Data records

● ● ● ●

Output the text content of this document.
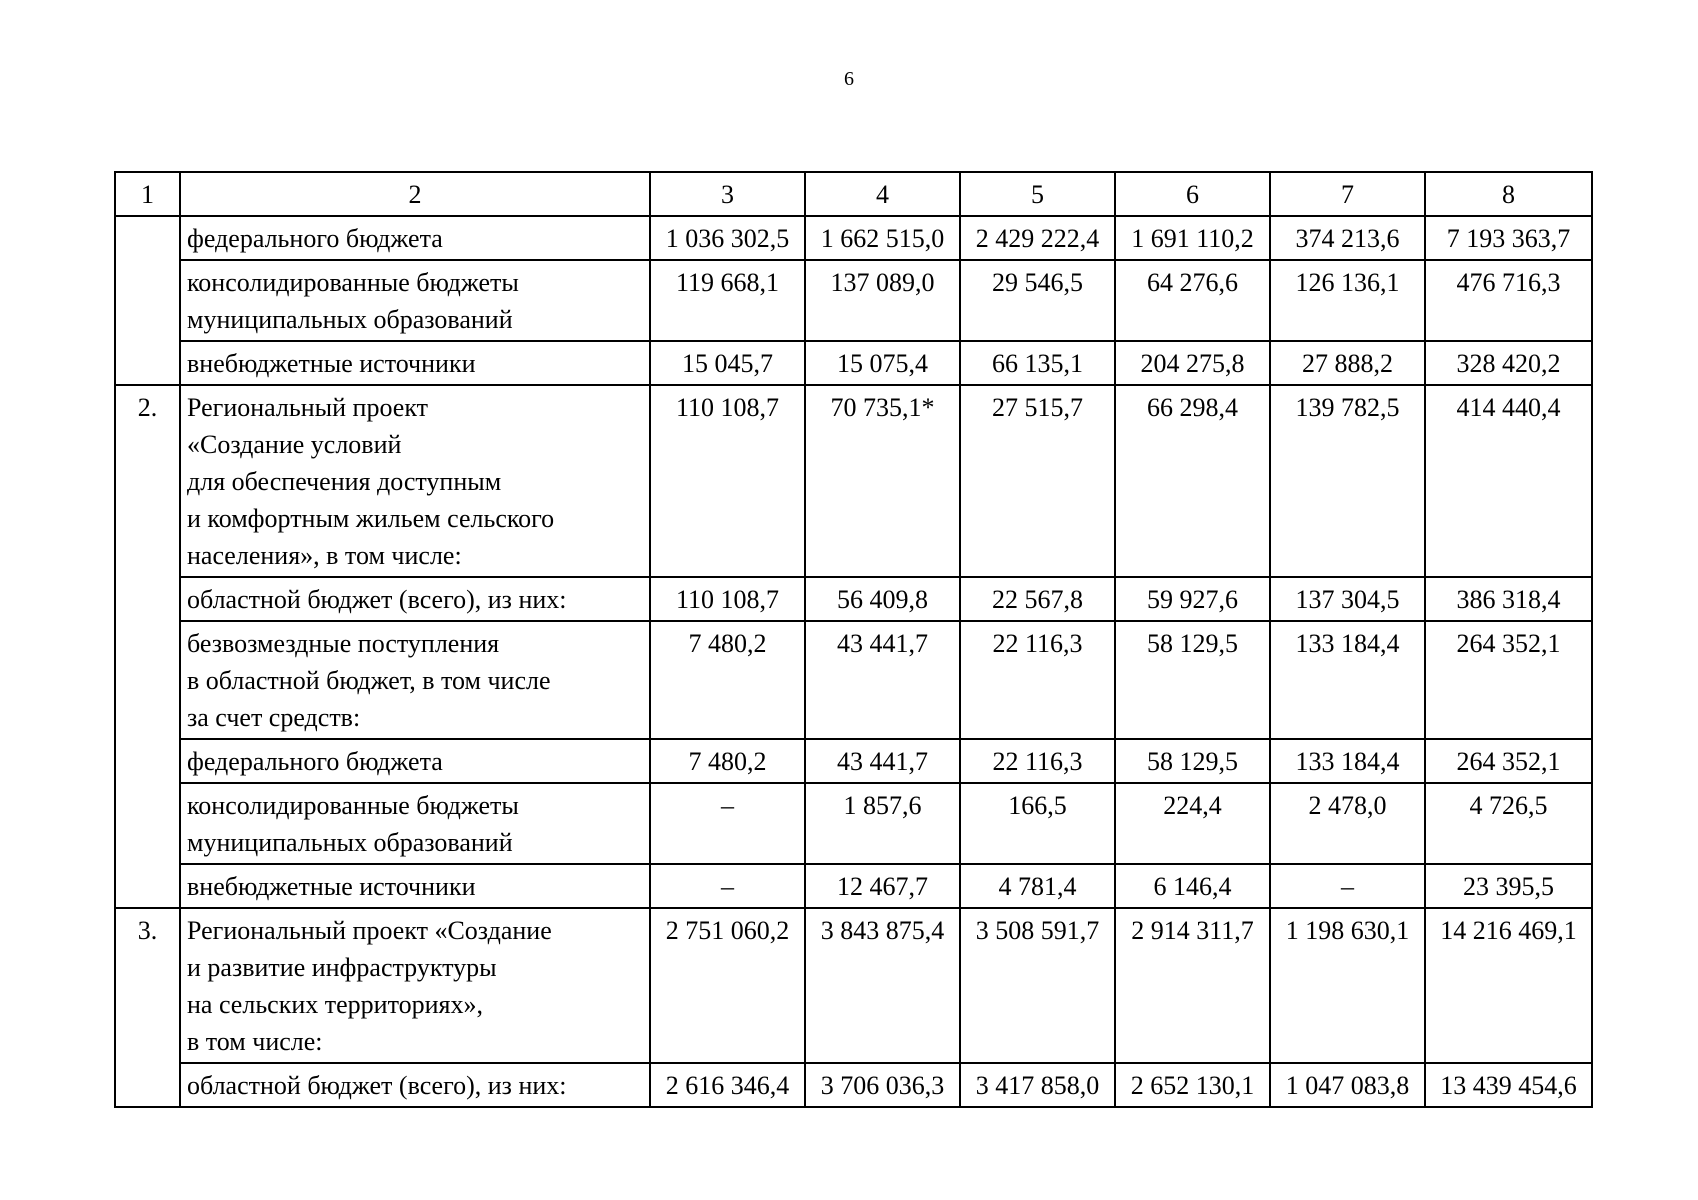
6
1	2	3	4	5	6	7	8

	федерального бюджета	1 036 302,5	1 662 515,0	2 429 222,4	1 691 110,2	374 213,6	7 193 363,7

	консолидированные бюджеты
муниципальных образований	119 668,1	137 089,0	29 546,5	64 276,6	126 136,1	476 716,3

	внебюджетные источники	15 045,7	15 075,4	66 135,1	204 275,8	27 888,2	328 420,2
2.	Региональный проект
«Создание условий
для обеспечения доступным
и комфортным жильем сельского
населения», в том числе:	110 108,7	70 735,1*	27 515,7	66 298,4	139 782,5	414 440,4

	областной бюджет (всего), из них:	110 108,7	56 409,8	22 567,8	59 927,6	137 304,5	386 318,4

	безвозмездные поступления
в областной бюджет, в том числе
за счет средств:	7 480,2	43 441,7	22 116,3	58 129,5	133 184,4	264 352,1

	федерального бюджета	7 480,2	43 441,7	22 116,3	58 129,5	133 184,4	264 352,1

	консолидированные бюджеты
муниципальных образований	–	1 857,6	166,5	224,4	2 478,0	4 726,5

	внебюджетные источники	–	12 467,7	4 781,4	6 146,4	–	23 395,5
3.	Региональный проект «Создание
и развитие инфраструктуры
на сельских территориях»,
в том числе:	2 751 060,2	3 843 875,4	3 508 591,7	2 914 311,7	1 198 630,1	14 216 469,1

	областной бюджет (всего), из них:	2 616 346,4	3 706 036,3	3 417 858,0	2 652 130,1	1 047 083,8	13 439 454,6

● ● ● ●

* WHAT YOU WILL DO *
Each line holding "муниципальных" must be found and copied.

* WRITTEN RESPONSE *
муниципальных образований	119 668,1	137 089,0	29 546,5	64 276,6	126 136,1	476 716,3
муниципальных образований	–	1 857,6	166,5	224,4	2 478,0	4 726,5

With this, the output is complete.